* START Input for this task *

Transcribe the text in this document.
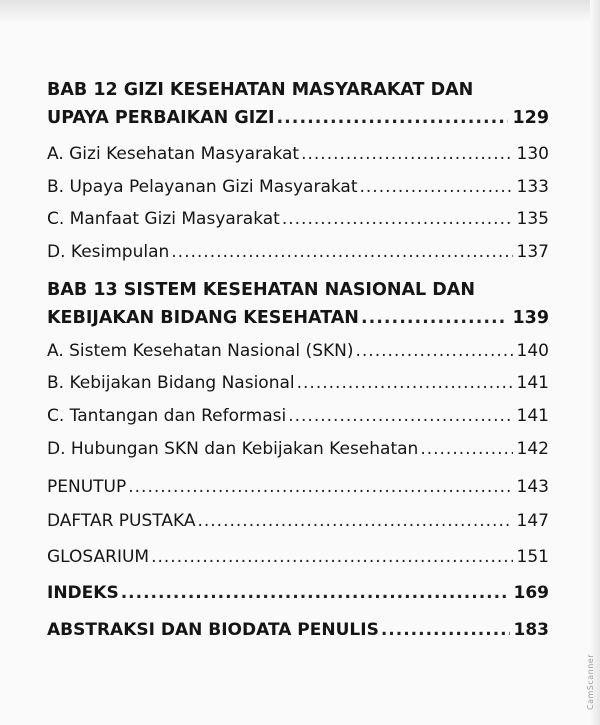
BAB 12 GIZI KESEHATAN MASYARAKAT DAN
UPAYA PERBAIKAN GIZI .....	129
A. Gizi Kesehatan Masyarakat .....	130
B. Upaya Pelayanan Gizi Masyarakat .....	133
C. Manfaat Gizi Masyarakat .....	135
D. Kesimpulan .....	137
BAB 13 SISTEM KESEHATAN NASIONAL DAN
KEBIJAKAN BIDANG KESEHATAN .....	139
A. Sistem Kesehatan Nasional (SKN) .....	140
B. Kebijakan Bidang Nasional .....	141
C. Tantangan dan Reformasi .....	141
D. Hubungan SKN dan Kebijakan Kesehatan .....	142
PENUTUP .....	143
DAFTAR PUSTAKA .....	147
GLOSARIUM .....	151
INDEKS .....	169
ABSTRAKSI DAN BIODATA PENULIS .....	183
CamScanner
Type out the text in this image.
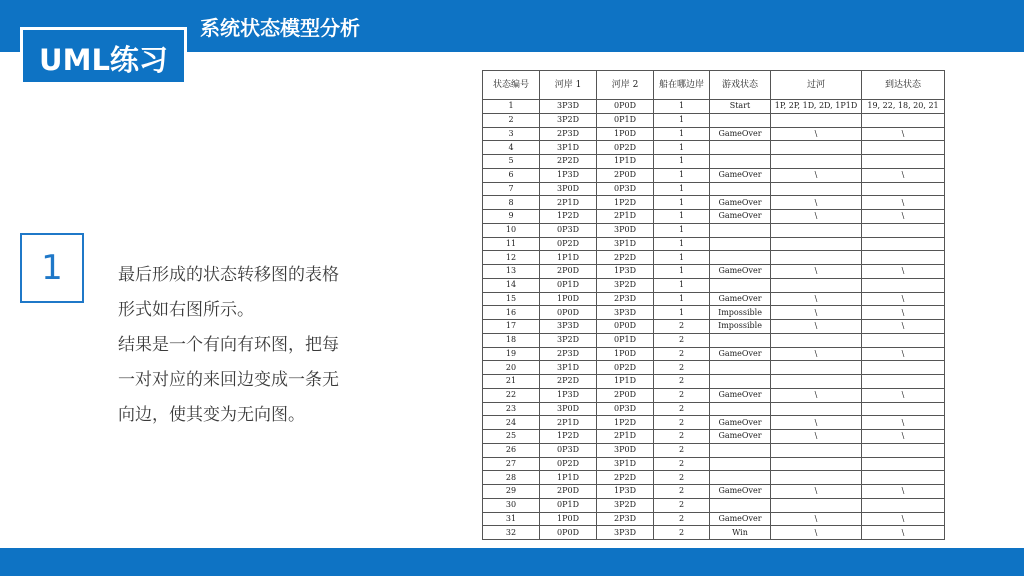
UML练习
系统状态模型分析
1	最后形成的状态转移图的表格

形式如右图所示。

结果是一个有向有环图，把每

一对对应的来回边变成一条无

向边，使其变为无向图。

状态编号	河岸 1	河岸 2	船在哪边岸	游戏状态	过河	到达状态
1	3P3D	0P0D	1	Start	1P, 2P, 1D, 2D, 1P1D	19, 22, 18, 20, 21
2	3P2D	0P1D	1			
3	2P3D	1P0D	1	GameOver	\	\
4	3P1D	0P2D	1			
5	2P2D	1P1D	1			
6	1P3D	2P0D	1	GameOver	\	\
7	3P0D	0P3D	1			
8	2P1D	1P2D	1	GameOver	\	\
9	1P2D	2P1D	1	GameOver	\	\
10	0P3D	3P0D	1			
11	0P2D	3P1D	1			
12	1P1D	2P2D	1			
13	2P0D	1P3D	1	GameOver	\	\
14	0P1D	3P2D	1			
15	1P0D	2P3D	1	GameOver	\	\
16	0P0D	3P3D	1	Impossible	\	\
17	3P3D	0P0D	2	Impossible	\	\
18	3P2D	0P1D	2			
19	2P3D	1P0D	2	GameOver	\	\
20	3P1D	0P2D	2			
21	2P2D	1P1D	2			
22	1P3D	2P0D	2	GameOver	\	\
23	3P0D	0P3D	2			
24	2P1D	1P2D	2	GameOver	\	\
25	1P2D	2P1D	2	GameOver	\	\
26	0P3D	3P0D	2			
27	0P2D	3P1D	2			
28	1P1D	2P2D	2			
29	2P0D	1P3D	2	GameOver	\	\
30	0P1D	3P2D	2			
31	1P0D	2P3D	2	GameOver	\	\
32	0P0D	3P3D	2	Win	\	\
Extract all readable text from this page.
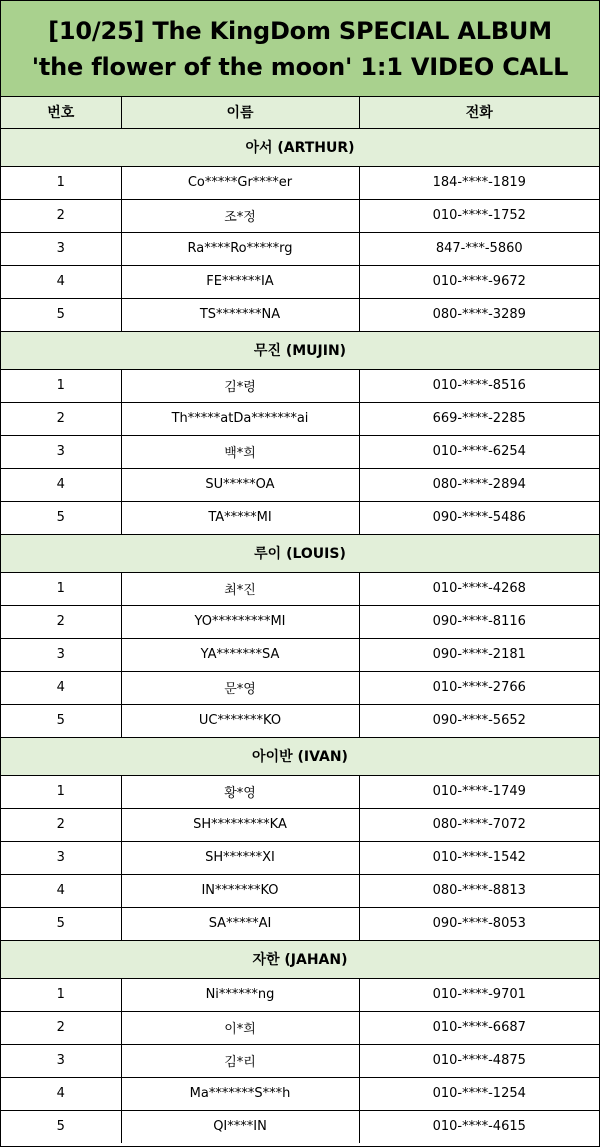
[10/25] The KingDom SPECIAL ALBUM
'the flower of the moon' 1:1 VIDEO CALL
번호	이름	전화
아서 (ARTHUR)		
1	Co*****Gr****er	184-****-1819
2	조*정	010-****-1752
3	Ra****Ro*****rg	847-***-5860
4	FE******IA	010-****-9672
5	TS*******NA	080-****-3289
무진 (MUJIN)		
1	김*령	010-****-8516
2	Th*****atDa*******ai	669-****-2285
3	백*희	010-****-6254
4	SU*****OA	080-****-2894
5	TA*****MI	090-****-5486
루이 (LOUIS)		
1	최*진	010-****-4268
2	YO*********MI	090-****-8116
3	YA*******SA	090-****-2181
4	문*영	010-****-2766
5	UC*******KO	090-****-5652
아이반 (IVAN)		
1	황*영	010-****-1749
2	SH*********KA	080-****-7072
3	SH******XI	010-****-1542
4	IN*******KO	080-****-8813
5	SA*****AI	090-****-8053
자한 (JAHAN)		
1	Ni******ng	010-****-9701
2	이*희	010-****-6687
3	김*리	010-****-4875
4	Ma*******S***h	010-****-1254
5	QI****IN	010-****-4615
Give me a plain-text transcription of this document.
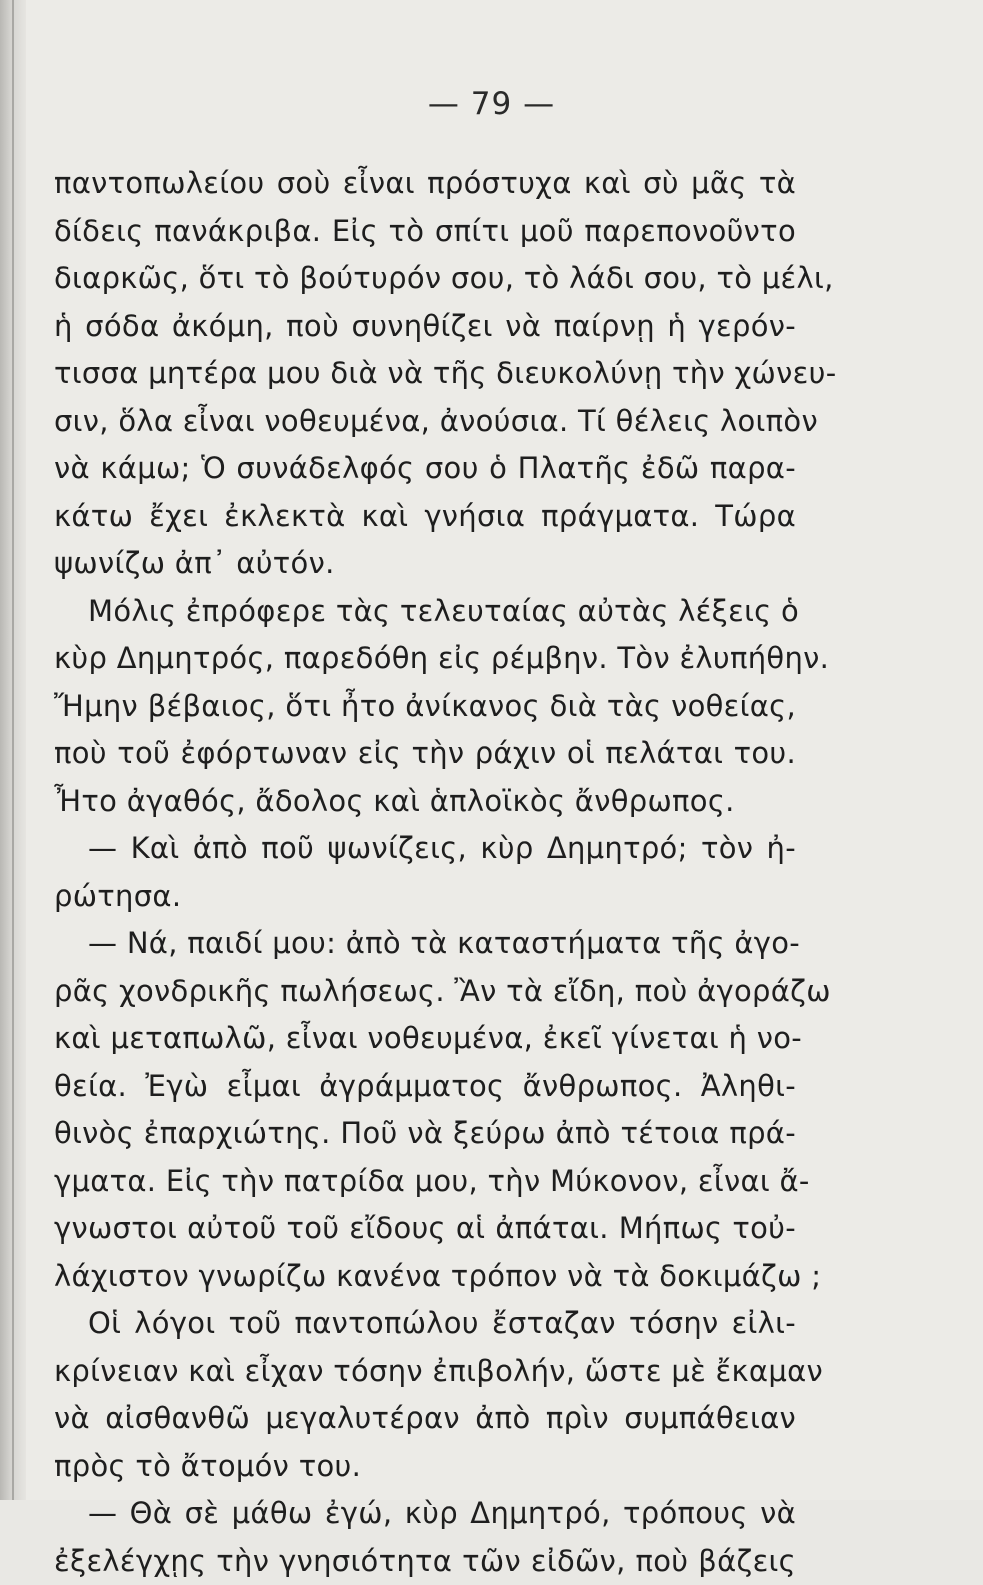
— 79 —
παντοπωλείου σοὺ εἶναι πρόστυχα καὶ σὺ μᾶς τὰ
δίδεις πανάκριβα. Εἰς τὸ σπίτι μοῦ παρεπονοῦντο
διαρκῶς, ὅτι τὸ βούτυρόν σου, τὸ λάδι σου, τὸ μέλι,
ἡ σόδα ἀκόμη, ποὺ συνηθίζει νὰ παίρνῃ ἡ γερόν-
τισσα μητέρα μου διὰ νὰ τῆς διευκολύνῃ τὴν χώνευ-
σιν, ὅλα εἶναι νοθευμένα, ἀνούσια. Τί θέλεις λοιπὸν
νὰ κάμω; Ὁ συνάδελφός σου ὁ Πλατῆς ἐδῶ παρα-
κάτω ἔχει ἐκλεκτὰ καὶ γνήσια πράγματα. Τώρα
ψωνίζω ἀπ᾽ αὐτόν.
Μόλις ἐπρόφερε τὰς τελευταίας αὐτὰς λέξεις ὁ
κὺρ Δημητρός, παρεδόθη εἰς ρέμβην. Τὸν ἐλυπήθην.
Ἤμην βέβαιος, ὅτι ἦτο ἀνίκανος διὰ τὰς νοθείας,
ποὺ τοῦ ἐφόρτωναν εἰς τὴν ράχιν οἱ πελάται του.
Ἦτο ἀγαθός, ἄδολος καὶ ἁπλοϊκὸς ἄνθρωπος.
— Καὶ ἀπὸ ποῦ ψωνίζεις, κὺρ Δημητρό; τὸν ἠ-
ρώτησα.
— Νά, παιδί μου: ἀπὸ τὰ καταστήματα τῆς ἀγο-
ρᾶς χονδρικῆς πωλήσεως. Ἂν τὰ εἴδη, ποὺ ἀγοράζω
καὶ μεταπωλῶ, εἶναι νοθευμένα, ἐκεῖ γίνεται ἡ νο-
θεία. Ἐγὼ εἶμαι ἀγράμματος ἄνθρωπος. Ἀληθι-
θινὸς ἐπαρχιώτης. Ποῦ νὰ ξεύρω ἀπὸ τέτοια πρά-
γματα. Εἰς τὴν πατρίδα μου, τὴν Μύκονον, εἶναι ἄ-
γνωστοι αὐτοῦ τοῦ εἴδους αἱ ἀπάται. Μήπως τοὐ-
λάχιστον γνωρίζω κανένα τρόπον νὰ τὰ δοκιμάζω ;
Οἱ λόγοι τοῦ παντοπώλου ἔσταζαν τόσην εἰλι-
κρίνειαν καὶ εἶχαν τόσην ἐπιβολήν, ὥστε μὲ ἔκαμαν
νὰ αἰσθανθῶ μεγαλυτέραν ἀπὸ πρὶν συμπάθειαν
πρὸς τὸ ἄτομόν του.
— Θὰ σὲ μάθω ἐγώ, κὺρ Δημητρό, τρόπους νὰ
ἐξελέγχῃς τὴν γνησιότητα τῶν εἰδῶν, ποὺ βάζεις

* END Input for this task *

From the entries above, select each line containing the string "νοθευμένα".

_Finished answer_.
σιν, ὅλα εἶναι νοθευμένα, ἀνούσια. Τί θέλεις λοιπὸν
καὶ μεταπωλῶ, εἶναι νοθευμένα, ἐκεῖ γίνεται ἡ νο-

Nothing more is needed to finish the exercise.